Requirement
Return, word for word, every line that follows.
------ Exercise materials ------
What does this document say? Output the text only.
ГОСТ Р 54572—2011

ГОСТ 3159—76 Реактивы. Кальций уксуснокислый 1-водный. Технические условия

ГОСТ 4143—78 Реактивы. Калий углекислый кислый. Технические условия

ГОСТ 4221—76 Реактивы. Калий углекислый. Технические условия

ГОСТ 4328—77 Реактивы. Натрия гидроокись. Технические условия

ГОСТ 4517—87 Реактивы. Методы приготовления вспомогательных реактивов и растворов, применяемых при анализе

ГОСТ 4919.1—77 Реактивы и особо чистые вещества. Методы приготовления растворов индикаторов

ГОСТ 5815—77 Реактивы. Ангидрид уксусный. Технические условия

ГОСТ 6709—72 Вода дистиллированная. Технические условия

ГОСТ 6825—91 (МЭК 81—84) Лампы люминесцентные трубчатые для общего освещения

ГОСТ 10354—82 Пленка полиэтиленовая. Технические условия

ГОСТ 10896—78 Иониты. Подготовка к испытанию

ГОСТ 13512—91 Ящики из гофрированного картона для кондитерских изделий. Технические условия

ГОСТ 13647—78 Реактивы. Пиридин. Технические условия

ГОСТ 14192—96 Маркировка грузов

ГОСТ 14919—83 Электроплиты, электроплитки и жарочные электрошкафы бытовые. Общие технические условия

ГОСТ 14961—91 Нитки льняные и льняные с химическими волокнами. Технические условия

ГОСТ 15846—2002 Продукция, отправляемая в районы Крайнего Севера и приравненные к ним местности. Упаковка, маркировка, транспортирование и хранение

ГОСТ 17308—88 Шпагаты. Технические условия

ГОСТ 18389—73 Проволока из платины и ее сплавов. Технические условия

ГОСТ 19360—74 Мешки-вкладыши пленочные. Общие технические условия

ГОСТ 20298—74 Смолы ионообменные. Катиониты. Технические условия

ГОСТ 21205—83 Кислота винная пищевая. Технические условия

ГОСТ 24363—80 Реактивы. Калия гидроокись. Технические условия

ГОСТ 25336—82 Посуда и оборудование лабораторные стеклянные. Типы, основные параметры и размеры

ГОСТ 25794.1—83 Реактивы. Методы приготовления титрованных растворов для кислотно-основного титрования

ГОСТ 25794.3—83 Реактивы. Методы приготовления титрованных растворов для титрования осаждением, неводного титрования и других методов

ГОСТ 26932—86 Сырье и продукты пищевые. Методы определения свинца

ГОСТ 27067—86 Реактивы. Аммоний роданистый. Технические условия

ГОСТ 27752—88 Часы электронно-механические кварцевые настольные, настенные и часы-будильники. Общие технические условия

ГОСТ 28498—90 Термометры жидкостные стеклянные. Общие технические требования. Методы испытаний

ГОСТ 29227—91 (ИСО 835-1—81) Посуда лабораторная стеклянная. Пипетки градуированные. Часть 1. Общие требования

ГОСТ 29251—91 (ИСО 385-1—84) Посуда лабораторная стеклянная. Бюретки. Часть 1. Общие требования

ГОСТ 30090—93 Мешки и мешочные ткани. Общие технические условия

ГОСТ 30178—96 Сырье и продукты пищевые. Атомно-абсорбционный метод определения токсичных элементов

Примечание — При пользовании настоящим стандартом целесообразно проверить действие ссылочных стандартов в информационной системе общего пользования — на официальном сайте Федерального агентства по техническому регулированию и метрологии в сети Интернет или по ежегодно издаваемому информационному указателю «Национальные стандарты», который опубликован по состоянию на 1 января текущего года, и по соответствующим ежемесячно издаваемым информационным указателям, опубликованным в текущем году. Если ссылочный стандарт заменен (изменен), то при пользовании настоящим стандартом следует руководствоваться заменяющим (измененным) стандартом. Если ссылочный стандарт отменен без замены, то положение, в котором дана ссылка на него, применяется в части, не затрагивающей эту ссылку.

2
------
Response to this exercise
What does this document say? Output the text only.
ГОСТ Р 54572—2011

ГОСТ 3159—76 Реактивы. Кальций уксуснокислый 1-водный. Технические условия

ГОСТ 4143—78 Реактивы. Калий углекислый кислый. Технические условия

ГОСТ 4221—76 Реактивы. Калий углекислый. Технические условия

ГОСТ 4328—77 Реактивы. Натрия гидроокись. Технические условия

ГОСТ 4517—87 Реактивы. Методы приготовления вспомогательных реактивов и растворов, применяемых при анализе

ГОСТ 4919.1—77 Реактивы и особо чистые вещества. Методы приготовления растворов индикаторов

ГОСТ 5815—77 Реактивы. Ангидрид уксусный. Технические условия

ГОСТ 6709—72 Вода дистиллированная. Технические условия

ГОСТ 6825—91 (МЭК 81—84) Лампы люминесцентные трубчатые для общего освещения

ГОСТ 10354—82 Пленка полиэтиленовая. Технические условия

ГОСТ 10896—78 Иониты. Подготовка к испытанию

ГОСТ 13512—91 Ящики из гофрированного картона для кондитерских изделий. Технические условия

ГОСТ 13647—78 Реактивы. Пиридин. Технические условия

ГОСТ 14192—96 Маркировка грузов

ГОСТ 14919—83 Электроплиты, электроплитки и жарочные электрошкафы бытовые. Общие технические условия

ГОСТ 14961—91 Нитки льняные и льняные с химическими волокнами. Технические условия

ГОСТ 15846—2002 Продукция, отправляемая в районы Крайнего Севера и приравненные к ним местности. Упаковка, маркировка, транспортирование и хранение

ГОСТ 17308—88 Шпагаты. Технические условия

ГОСТ 18389—73 Проволока из платины и ее сплавов. Технические условия

ГОСТ 19360—74 Мешки-вкладыши пленочные. Общие технические условия

ГОСТ 20298—74 Смолы ионообменные. Катиониты. Технические условия

ГОСТ 21205—83 Кислота винная пищевая. Технические условия

ГОСТ 24363—80 Реактивы. Калия гидроокись. Технические условия

ГОСТ 25336—82 Посуда и оборудование лабораторные стеклянные. Типы, основные параметры и размеры

ГОСТ 25794.1—83 Реактивы. Методы приготовления титрованных растворов для кислотно-основного титрования

ГОСТ 25794.3—83 Реактивы. Методы приготовления титрованных растворов для титрования осаждением, неводного титрования и других методов

ГОСТ 26932—86 Сырье и продукты пищевые. Методы определения свинца

ГОСТ 27067—86 Реактивы. Аммоний роданистый. Технические условия

ГОСТ 27752—88 Часы электронно-механические кварцевые настольные, настенные и часы-будильники. Общие технические условия

ГОСТ 28498—90 Термометры жидкостные стеклянные. Общие технические требования. Методы испытаний

ГОСТ 29227—91 (ИСО 835-1—81) Посуда лабораторная стеклянная. Пипетки градуированные. Часть 1. Общие требования

ГОСТ 29251—91 (ИСО 385-1—84) Посуда лабораторная стеклянная. Бюретки. Часть 1. Общие требования

ГОСТ 30090—93 Мешки и мешочные ткани. Общие технические условия

ГОСТ 30178—96 Сырье и продукты пищевые. Атомно-абсорбционный метод определения токсичных элементов

Примечание — При пользовании настоящим стандартом целесообразно проверить действие ссылочных стандартов в информационной системе общего пользования — на официальном сайте Федерального агентства по техническому регулированию и метрологии в сети Интернет или по ежегодно издаваемому информационному указателю «Национальные стандарты», который опубликован по состоянию на 1 января текущего года, и по соответствующим ежемесячно издаваемым информационным указателям, опубликованным в текущем году. Если ссылочный стандарт заменен (изменен), то при пользовании настоящим стандартом следует руководствоваться заменяющим (измененным) стандартом. Если ссылочный стандарт отменен без замены, то положение, в котором дана ссылка на него, применяется в части, не затрагивающей эту ссылку.

2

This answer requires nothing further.